▸ What is needed
Copy out exactly the lines from the one containing "Read all visible content and emit it as JSON." to the end of the records below, both included, and nothing else.

§ §

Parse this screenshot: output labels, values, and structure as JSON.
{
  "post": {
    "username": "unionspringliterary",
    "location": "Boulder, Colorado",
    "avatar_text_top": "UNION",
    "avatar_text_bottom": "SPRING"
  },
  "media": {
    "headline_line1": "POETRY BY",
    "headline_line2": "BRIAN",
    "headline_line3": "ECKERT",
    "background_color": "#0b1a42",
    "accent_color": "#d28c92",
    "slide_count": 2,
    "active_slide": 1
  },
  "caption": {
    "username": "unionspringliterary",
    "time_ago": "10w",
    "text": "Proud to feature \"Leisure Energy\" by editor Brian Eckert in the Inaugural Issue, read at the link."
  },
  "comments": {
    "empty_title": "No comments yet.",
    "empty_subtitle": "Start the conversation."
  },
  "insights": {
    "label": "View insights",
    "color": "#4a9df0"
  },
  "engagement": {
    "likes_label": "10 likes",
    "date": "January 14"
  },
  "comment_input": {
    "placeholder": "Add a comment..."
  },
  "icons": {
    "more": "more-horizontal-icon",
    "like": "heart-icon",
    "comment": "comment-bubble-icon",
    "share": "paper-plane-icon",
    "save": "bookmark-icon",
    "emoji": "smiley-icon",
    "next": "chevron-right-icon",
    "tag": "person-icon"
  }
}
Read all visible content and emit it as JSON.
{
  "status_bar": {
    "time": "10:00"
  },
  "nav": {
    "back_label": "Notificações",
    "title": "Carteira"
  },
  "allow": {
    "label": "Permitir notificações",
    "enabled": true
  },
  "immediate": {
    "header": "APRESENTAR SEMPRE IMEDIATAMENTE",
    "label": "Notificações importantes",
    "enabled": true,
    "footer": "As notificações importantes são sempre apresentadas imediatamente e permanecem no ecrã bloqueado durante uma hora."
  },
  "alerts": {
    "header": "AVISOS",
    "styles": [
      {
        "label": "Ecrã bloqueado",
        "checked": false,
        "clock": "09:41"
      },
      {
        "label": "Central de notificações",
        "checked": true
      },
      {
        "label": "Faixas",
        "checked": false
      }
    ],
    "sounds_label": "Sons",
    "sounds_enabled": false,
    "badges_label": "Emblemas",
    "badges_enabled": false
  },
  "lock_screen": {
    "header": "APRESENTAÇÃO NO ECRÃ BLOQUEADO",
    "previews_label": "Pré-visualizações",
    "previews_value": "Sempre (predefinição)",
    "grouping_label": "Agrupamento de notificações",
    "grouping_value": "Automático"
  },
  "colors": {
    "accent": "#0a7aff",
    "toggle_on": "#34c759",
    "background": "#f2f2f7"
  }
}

§ §

▸ Problem solution
Read all visible content and emit it as JSON.
{
  "status_bar": {
    "time": "10:00"
  },
  "nav": {
    "back_label": "Notificações",
    "title": "Carteira"
  },
  "allow": {
    "label": "Permitir notificações",
    "enabled": true
  },
  "immediate": {
    "header": "APRESENTAR SEMPRE IMEDIATAMENTE",
    "label": "Notificações importantes",
    "enabled": true,
    "footer": "As notificações importantes são sempre apresentadas imediatamente e permanecem no ecrã bloqueado durante uma hora."
  },
  "alerts": {
    "header": "AVISOS",
    "styles": [
      {
        "label": "Ecrã bloqueado",
        "checked": false,
        "clock": "09:41"
      },
      {
        "label": "Central de notificações",
        "checked": true
      },
      {
        "label": "Faixas",
        "checked": false
      }
    ],
    "sounds_label": "Sons",
    "sounds_enabled": false,
    "badges_label": "Emblemas",
    "badges_enabled": false
  },
  "lock_screen": {
    "header": "APRESENTAÇÃO NO ECRÃ BLOQUEADO",
    "previews_label": "Pré-visualizações",
    "previews_value": "Sempre (predefinição)",
    "grouping_label": "Agrupamento de notificações",
    "grouping_value": "Automático"
  },
  "colors": {
    "accent": "#0a7aff",
    "toggle_on": "#34c759",
    "background": "#f2f2f7"
  }
}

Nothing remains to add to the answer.